━━━━━ Input data

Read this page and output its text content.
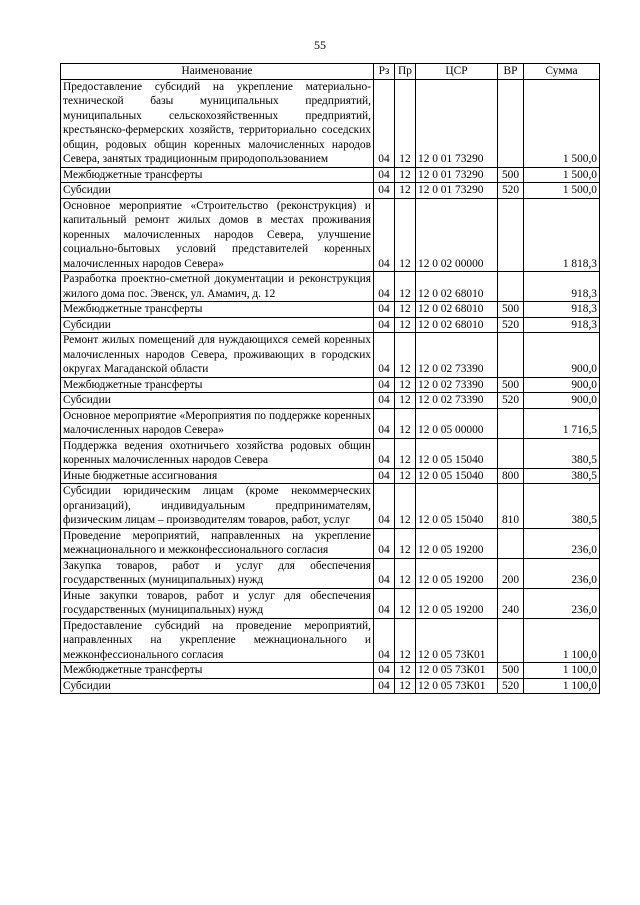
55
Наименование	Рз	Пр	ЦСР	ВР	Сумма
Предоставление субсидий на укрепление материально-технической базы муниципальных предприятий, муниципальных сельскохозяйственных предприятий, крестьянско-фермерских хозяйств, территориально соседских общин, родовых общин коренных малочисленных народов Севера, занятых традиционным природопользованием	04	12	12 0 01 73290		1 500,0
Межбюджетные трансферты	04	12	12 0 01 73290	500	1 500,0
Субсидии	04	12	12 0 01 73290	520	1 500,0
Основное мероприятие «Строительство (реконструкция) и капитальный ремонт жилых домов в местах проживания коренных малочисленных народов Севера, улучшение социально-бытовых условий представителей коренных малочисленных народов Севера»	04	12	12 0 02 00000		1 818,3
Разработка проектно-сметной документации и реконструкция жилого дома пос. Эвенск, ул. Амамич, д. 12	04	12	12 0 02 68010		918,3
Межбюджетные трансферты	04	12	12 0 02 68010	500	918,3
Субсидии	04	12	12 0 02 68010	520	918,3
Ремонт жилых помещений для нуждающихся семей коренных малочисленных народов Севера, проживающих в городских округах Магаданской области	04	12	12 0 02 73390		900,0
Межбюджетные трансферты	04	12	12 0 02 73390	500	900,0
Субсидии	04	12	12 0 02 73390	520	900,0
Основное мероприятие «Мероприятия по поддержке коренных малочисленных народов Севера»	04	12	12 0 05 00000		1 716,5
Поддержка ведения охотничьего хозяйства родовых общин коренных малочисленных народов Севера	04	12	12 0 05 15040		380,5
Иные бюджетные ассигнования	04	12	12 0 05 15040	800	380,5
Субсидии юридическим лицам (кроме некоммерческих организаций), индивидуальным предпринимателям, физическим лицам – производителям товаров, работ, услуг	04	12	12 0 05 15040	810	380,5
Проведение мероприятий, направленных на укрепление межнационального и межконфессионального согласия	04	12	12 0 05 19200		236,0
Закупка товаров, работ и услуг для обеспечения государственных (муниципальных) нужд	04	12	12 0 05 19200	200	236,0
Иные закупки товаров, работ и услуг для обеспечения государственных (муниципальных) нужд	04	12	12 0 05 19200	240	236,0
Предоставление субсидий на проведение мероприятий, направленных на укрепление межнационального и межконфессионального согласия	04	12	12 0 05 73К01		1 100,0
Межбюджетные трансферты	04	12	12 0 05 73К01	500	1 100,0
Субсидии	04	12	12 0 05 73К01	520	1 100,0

━━━━━━━━━━

Copy each line of the records containing the string "Основное".

- Full output
Основное мероприятие «Строительство (реконструкция) и капитальный ремонт жилых домов в местах проживания коренных малочисленных народов Севера, улучшение социально-бытовых условий представителей коренных малочисленных народов Севера»	04	12	12 0 02 00000		1 818,3
Основное мероприятие «Мероприятия по поддержке коренных малочисленных народов Севера»	04	12	12 0 05 00000		1 716,5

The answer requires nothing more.